◆ **Short task**
Copy out each line of the material in which the word "JSON" appears.

-- begin Records to use --

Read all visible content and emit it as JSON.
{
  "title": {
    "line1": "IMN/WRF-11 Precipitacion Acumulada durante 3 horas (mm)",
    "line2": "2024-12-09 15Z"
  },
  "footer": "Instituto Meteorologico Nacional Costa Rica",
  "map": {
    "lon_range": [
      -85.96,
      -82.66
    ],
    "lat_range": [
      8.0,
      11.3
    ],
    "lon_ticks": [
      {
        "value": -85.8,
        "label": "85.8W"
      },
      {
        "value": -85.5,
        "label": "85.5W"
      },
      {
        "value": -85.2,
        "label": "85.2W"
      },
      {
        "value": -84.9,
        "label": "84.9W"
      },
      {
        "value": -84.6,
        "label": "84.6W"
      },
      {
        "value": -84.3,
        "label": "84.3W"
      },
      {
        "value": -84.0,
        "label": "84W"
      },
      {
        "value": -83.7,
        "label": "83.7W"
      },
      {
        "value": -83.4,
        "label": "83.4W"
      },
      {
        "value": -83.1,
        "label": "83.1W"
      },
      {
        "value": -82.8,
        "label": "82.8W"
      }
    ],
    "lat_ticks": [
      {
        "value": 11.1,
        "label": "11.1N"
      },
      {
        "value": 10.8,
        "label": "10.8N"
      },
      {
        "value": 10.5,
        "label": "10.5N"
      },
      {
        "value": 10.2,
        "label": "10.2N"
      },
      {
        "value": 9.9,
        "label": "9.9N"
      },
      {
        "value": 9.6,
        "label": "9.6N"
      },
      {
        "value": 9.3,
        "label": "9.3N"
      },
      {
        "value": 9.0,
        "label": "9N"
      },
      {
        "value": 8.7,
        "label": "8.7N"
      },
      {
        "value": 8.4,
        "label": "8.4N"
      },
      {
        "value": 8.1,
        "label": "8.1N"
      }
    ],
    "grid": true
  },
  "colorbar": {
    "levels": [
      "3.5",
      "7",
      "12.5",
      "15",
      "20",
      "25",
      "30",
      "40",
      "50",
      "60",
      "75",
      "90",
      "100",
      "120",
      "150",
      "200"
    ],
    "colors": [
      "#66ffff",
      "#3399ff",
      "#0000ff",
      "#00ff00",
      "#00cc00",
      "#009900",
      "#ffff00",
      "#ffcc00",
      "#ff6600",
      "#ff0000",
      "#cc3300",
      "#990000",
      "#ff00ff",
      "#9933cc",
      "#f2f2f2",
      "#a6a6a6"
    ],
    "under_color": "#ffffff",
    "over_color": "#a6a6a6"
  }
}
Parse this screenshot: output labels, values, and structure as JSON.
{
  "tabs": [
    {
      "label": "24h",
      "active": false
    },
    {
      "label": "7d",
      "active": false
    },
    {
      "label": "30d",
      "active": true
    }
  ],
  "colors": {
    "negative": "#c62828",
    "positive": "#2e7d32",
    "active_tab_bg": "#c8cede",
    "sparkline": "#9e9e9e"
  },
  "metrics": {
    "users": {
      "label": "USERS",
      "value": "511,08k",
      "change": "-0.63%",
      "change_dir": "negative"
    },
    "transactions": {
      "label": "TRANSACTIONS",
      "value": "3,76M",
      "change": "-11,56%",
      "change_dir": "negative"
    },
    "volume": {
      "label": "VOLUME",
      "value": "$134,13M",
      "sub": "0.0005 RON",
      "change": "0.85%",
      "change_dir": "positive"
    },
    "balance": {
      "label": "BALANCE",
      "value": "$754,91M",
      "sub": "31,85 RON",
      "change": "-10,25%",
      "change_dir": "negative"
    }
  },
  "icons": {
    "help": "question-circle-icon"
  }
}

-- end Records to use --

◆ **Response to the task**
Read all visible content and emit it as JSON.
Parse this screenshot: output labels, values, and structure as JSON.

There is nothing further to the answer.